[Rows start]

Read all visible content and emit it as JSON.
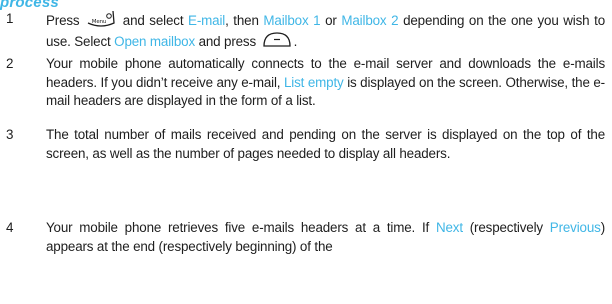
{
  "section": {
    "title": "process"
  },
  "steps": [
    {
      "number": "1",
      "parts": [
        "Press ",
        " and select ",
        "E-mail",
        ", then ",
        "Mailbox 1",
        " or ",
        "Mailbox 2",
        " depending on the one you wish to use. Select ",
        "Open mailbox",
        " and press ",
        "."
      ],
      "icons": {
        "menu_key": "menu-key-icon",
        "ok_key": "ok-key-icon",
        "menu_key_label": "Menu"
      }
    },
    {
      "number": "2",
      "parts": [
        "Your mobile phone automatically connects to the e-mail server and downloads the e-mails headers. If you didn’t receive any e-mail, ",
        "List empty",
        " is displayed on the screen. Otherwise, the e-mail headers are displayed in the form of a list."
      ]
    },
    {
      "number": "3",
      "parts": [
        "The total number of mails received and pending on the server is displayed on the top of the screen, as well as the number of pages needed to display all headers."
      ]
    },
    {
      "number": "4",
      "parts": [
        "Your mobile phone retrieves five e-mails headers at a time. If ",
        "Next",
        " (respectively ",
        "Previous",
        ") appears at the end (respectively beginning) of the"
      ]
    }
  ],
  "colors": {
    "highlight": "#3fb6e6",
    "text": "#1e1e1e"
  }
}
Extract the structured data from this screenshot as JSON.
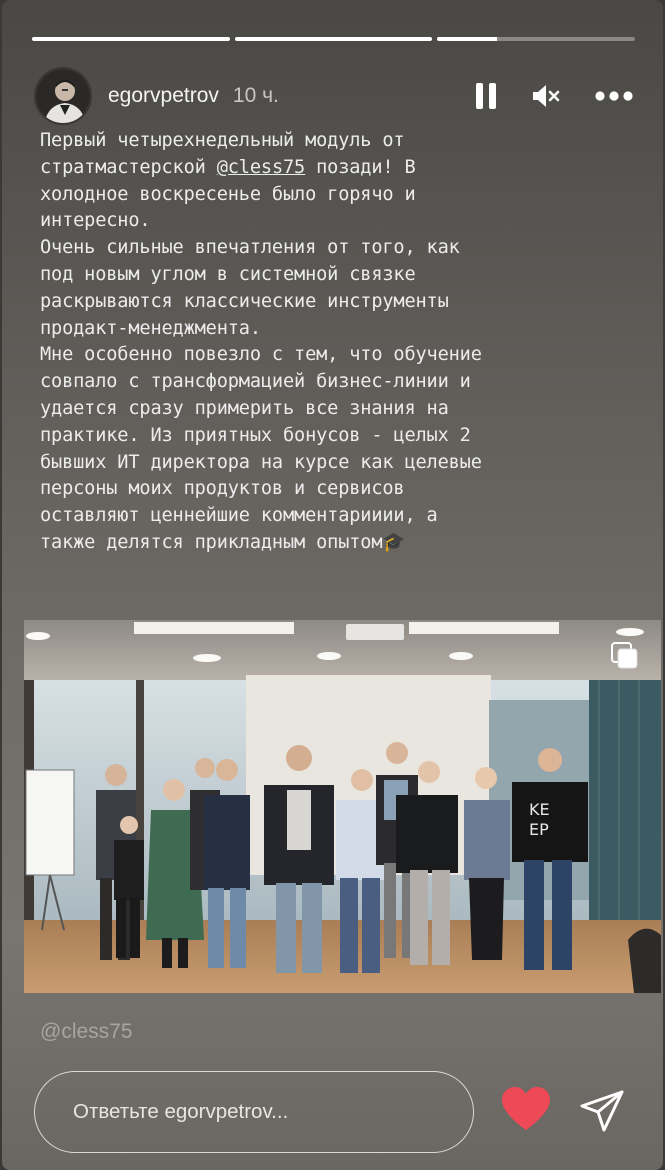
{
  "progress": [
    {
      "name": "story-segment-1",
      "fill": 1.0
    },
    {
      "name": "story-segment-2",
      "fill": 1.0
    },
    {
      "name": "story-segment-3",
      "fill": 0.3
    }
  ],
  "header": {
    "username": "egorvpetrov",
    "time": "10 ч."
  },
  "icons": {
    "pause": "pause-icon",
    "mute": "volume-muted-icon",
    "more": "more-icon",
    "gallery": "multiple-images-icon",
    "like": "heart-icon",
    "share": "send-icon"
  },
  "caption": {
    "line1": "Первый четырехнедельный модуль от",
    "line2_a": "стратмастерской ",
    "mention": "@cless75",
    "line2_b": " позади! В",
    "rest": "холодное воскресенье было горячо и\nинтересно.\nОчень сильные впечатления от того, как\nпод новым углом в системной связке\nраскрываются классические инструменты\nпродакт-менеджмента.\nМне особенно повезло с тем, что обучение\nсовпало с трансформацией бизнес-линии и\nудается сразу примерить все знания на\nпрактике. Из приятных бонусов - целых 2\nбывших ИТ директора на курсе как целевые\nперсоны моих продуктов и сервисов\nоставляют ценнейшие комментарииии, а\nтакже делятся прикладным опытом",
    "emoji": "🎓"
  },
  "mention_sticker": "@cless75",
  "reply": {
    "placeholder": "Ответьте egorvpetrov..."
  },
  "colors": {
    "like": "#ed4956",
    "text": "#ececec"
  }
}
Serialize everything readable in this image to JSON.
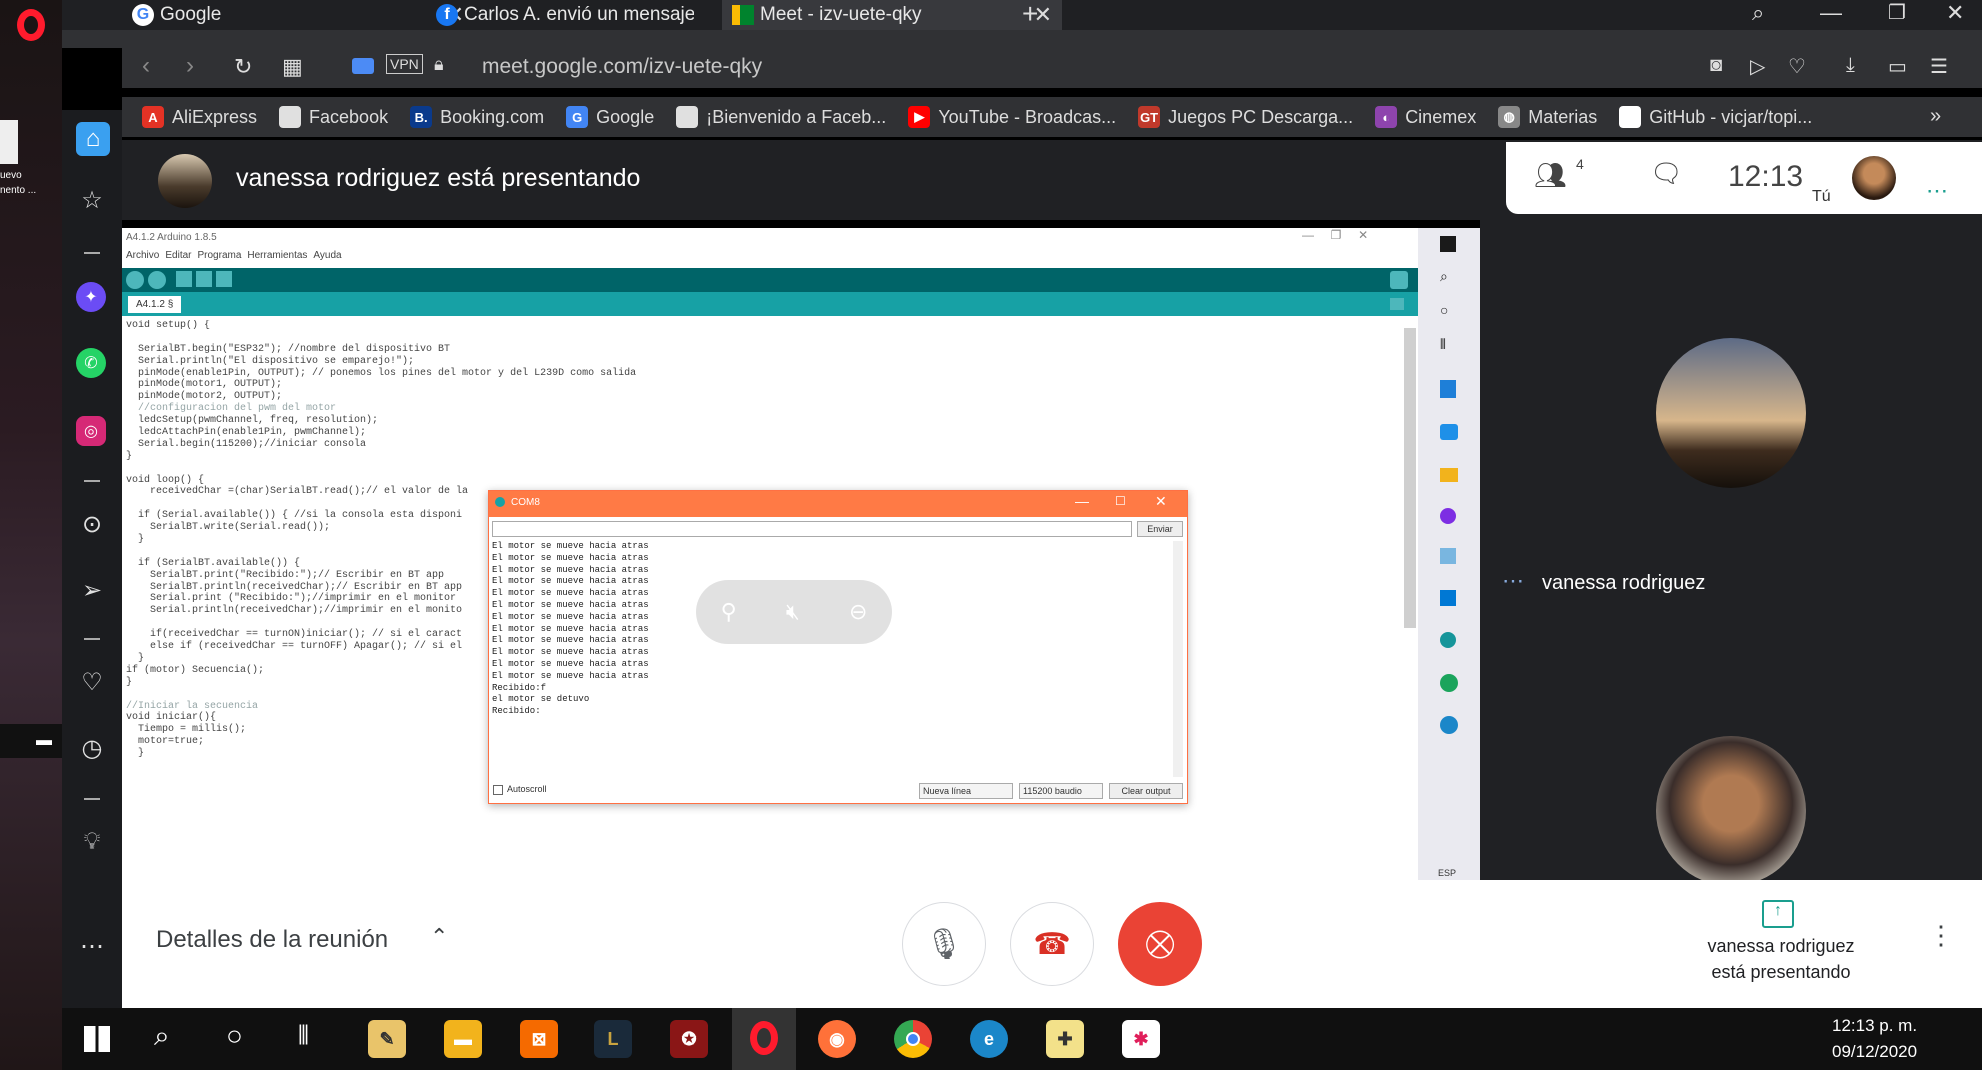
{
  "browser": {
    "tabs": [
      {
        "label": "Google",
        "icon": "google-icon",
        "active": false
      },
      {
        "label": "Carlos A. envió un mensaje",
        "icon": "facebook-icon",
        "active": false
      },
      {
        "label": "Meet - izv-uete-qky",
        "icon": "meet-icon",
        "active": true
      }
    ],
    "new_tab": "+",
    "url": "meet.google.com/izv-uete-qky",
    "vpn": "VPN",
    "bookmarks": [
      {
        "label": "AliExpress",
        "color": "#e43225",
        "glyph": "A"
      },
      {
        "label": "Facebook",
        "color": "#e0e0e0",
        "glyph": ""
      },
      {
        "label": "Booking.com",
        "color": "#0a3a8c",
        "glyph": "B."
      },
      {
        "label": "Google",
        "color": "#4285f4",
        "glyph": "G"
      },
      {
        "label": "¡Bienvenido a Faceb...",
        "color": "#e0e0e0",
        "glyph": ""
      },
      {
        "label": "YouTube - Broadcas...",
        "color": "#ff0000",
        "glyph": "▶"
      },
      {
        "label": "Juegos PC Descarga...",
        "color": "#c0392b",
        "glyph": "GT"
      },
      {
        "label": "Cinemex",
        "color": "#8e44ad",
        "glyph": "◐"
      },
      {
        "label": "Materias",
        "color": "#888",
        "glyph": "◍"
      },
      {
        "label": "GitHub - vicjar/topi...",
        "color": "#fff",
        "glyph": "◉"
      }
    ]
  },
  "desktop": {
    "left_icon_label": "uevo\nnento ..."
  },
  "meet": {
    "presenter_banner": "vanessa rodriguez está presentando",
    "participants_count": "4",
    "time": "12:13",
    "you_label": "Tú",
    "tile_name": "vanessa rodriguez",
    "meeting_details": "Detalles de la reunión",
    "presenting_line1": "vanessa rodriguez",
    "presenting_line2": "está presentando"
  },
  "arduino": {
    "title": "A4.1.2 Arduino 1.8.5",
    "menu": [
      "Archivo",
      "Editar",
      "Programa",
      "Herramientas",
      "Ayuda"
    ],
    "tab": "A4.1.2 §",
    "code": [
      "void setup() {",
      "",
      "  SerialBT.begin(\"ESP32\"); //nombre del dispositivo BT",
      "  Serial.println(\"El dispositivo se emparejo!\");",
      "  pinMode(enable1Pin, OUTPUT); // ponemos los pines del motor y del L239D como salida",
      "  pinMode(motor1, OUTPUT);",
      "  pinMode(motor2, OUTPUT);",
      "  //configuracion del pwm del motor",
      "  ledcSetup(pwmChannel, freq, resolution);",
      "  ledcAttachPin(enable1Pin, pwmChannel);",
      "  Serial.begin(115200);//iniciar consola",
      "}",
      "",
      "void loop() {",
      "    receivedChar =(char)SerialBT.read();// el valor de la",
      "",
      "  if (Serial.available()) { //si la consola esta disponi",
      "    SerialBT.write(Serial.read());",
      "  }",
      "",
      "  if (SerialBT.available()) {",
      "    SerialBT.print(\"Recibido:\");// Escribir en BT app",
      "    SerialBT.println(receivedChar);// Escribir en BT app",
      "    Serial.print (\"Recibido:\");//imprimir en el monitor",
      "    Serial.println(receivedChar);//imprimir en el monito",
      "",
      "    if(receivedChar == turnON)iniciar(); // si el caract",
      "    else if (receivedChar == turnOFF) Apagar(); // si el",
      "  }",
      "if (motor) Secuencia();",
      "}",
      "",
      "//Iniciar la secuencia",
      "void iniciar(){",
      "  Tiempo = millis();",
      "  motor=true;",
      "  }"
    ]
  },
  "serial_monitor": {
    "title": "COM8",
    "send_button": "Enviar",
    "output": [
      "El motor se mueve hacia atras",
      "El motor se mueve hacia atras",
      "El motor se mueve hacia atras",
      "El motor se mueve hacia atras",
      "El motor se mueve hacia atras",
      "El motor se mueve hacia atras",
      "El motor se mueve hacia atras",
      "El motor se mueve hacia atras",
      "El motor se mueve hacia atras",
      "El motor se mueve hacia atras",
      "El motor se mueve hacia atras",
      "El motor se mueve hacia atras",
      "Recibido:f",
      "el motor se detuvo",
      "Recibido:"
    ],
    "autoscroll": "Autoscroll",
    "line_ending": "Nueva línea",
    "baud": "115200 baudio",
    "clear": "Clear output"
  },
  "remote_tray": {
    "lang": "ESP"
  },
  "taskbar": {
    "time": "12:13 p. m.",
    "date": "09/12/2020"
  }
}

[Rows end]

= To be done =
Exactly how many lines of the material contain the word "this"? Write the number alone.

= Task response =
2